> **Try it**
The entries that follow should come back exactly, with no pictures among them.

Page text dataset records:

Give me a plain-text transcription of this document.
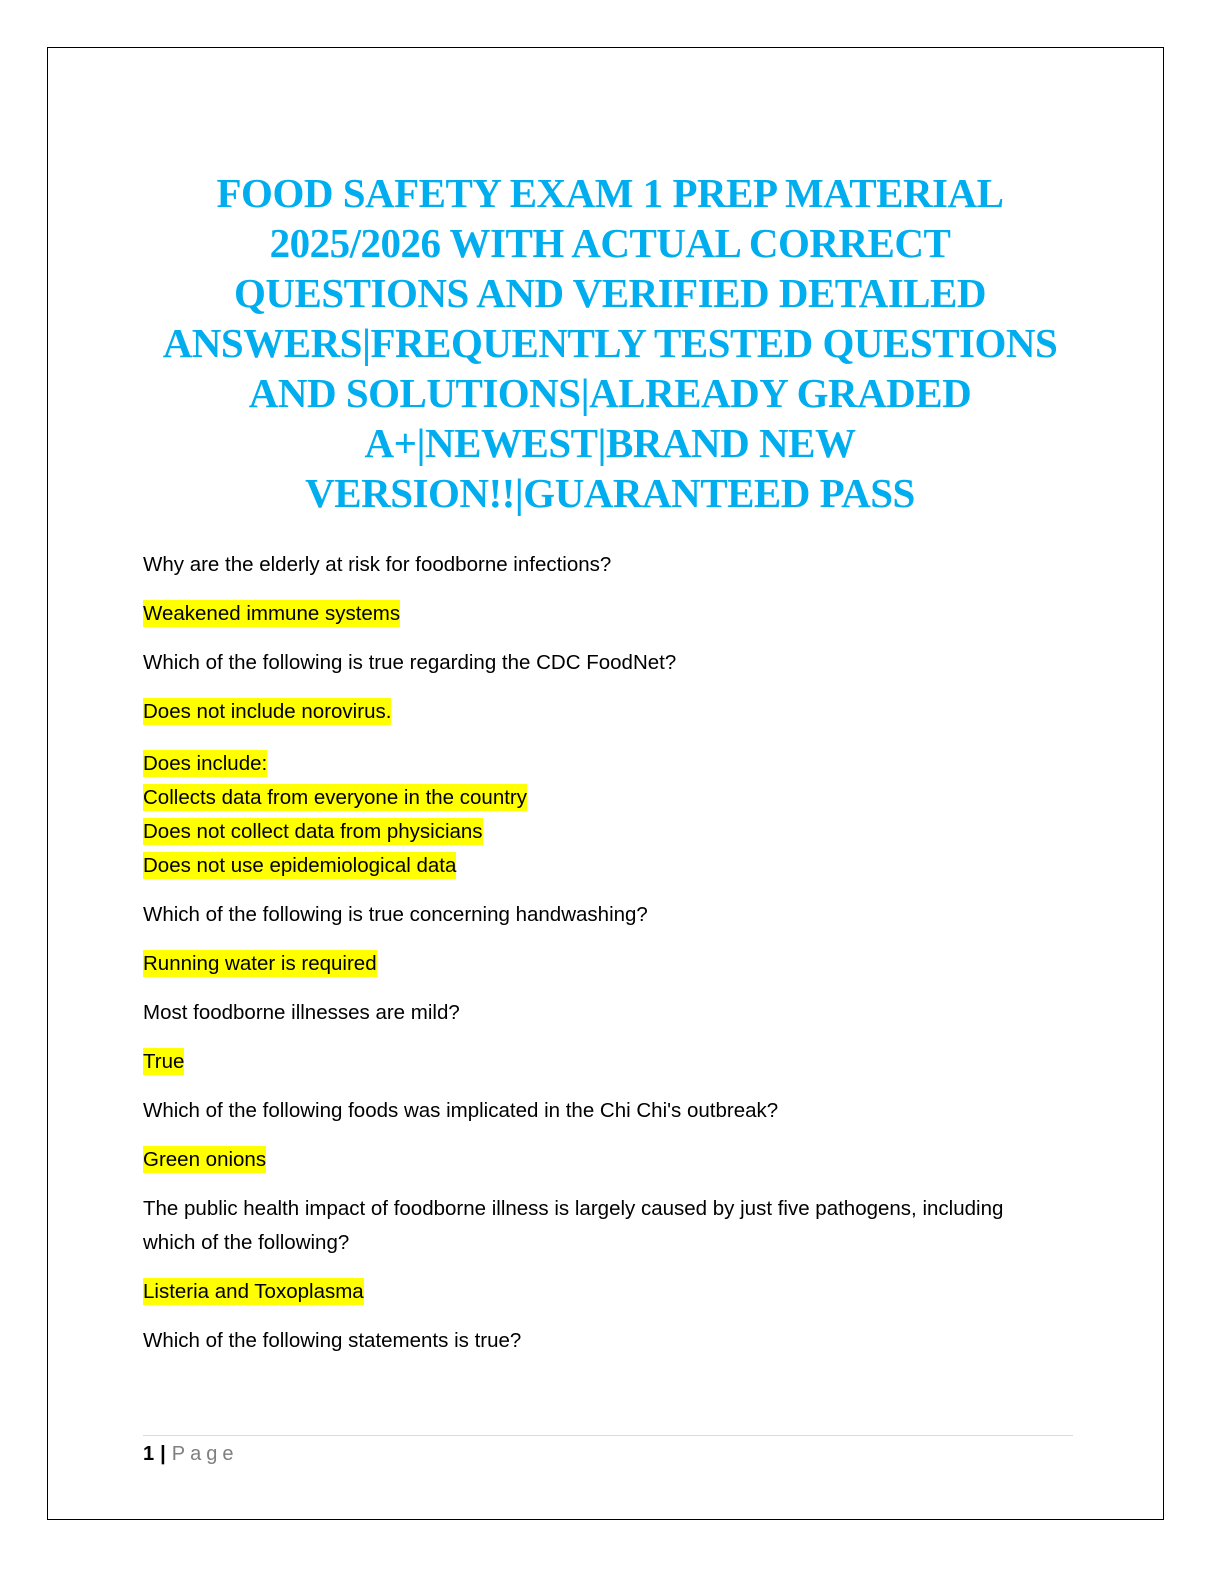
FOOD SAFETY EXAM 1 PREP MATERIAL 2025/2026 WITH ACTUAL CORRECT QUESTIONS AND VERIFIED DETAILED ANSWERS|FREQUENTLY TESTED QUESTIONS AND SOLUTIONS|ALREADY GRADED A+|NEWEST|BRAND NEW VERSION!!|GUARANTEED PASS

Why are the elderly at risk for foodborne infections?

Weakened immune systems

Which of the following is true regarding the CDC FoodNet?

Does not include norovirus.

Does include:
Collects data from everyone in the country
Does not collect data from physicians
Does not use epidemiological data

Which of the following is true concerning handwashing?

Running water is required

Most foodborne illnesses are mild?

True

Which of the following foods was implicated in the Chi Chi's outbreak?

Green onions

The public health impact of foodborne illness is largely caused by just five pathogens, including
which of the following?

Listeria and Toxoplasma

Which of the following statements is true?

1 | Page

> **Response below**
Give me a plain-text transcription of this document.
FOOD SAFETY EXAM 1 PREP MATERIAL 2025/2026 WITH ACTUAL CORRECT QUESTIONS AND VERIFIED DETAILED ANSWERS|FREQUENTLY TESTED QUESTIONS AND SOLUTIONS|ALREADY GRADED A+|NEWEST|BRAND NEW VERSION!!|GUARANTEED PASS

Why are the elderly at risk for foodborne infections?

Weakened immune systems

Which of the following is true regarding the CDC FoodNet?

Does not include norovirus.

Does include:
Collects data from everyone in the country
Does not collect data from physicians
Does not use epidemiological data

Which of the following is true concerning handwashing?

Running water is required

Most foodborne illnesses are mild?

True

Which of the following foods was implicated in the Chi Chi's outbreak?

Green onions

The public health impact of foodborne illness is largely caused by just five pathogens, including
which of the following?

Listeria and Toxoplasma

Which of the following statements is true?

1 | Page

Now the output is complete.